── TASK INPUT ──
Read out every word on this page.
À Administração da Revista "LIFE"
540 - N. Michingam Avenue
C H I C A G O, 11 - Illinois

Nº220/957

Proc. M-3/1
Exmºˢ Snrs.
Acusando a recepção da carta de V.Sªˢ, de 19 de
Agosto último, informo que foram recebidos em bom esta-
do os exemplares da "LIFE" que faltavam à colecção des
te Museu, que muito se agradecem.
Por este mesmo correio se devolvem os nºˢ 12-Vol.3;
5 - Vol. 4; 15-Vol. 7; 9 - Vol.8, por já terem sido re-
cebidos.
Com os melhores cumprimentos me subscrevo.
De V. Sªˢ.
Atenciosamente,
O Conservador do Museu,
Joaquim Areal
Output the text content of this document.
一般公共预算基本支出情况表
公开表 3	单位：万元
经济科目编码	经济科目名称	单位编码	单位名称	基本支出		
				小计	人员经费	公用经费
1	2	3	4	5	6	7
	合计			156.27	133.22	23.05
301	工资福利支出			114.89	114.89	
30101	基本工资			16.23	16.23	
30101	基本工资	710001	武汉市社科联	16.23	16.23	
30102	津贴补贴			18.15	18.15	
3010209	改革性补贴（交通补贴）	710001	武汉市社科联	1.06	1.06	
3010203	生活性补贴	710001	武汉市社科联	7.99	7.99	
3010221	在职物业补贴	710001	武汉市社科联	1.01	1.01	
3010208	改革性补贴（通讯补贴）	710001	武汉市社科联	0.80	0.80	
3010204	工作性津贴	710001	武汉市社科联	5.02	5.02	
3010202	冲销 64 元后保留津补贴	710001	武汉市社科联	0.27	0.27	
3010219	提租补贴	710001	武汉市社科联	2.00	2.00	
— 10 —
───
-- GIVEN EXERCISE --
List all lines from the entries that include the word "武汉市社科联".

-- COMPLETE RESPONSE --
30101	基本工资	710001	武汉市社科联	16.23	16.23	
3010209	改革性补贴（交通补贴）	710001	武汉市社科联	1.06	1.06	
3010203	生活性补贴	710001	武汉市社科联	7.99	7.99	
3010221	在职物业补贴	710001	武汉市社科联	1.01	1.01	
3010208	改革性补贴（通讯补贴）	710001	武汉市社科联	0.80	0.80	
3010204	工作性津贴	710001	武汉市社科联	5.02	5.02	
3010202	冲销 64 元后保留津补贴	710001	武汉市社科联	0.27	0.27	
3010219	提租补贴	710001	武汉市社科联	2.00	2.00	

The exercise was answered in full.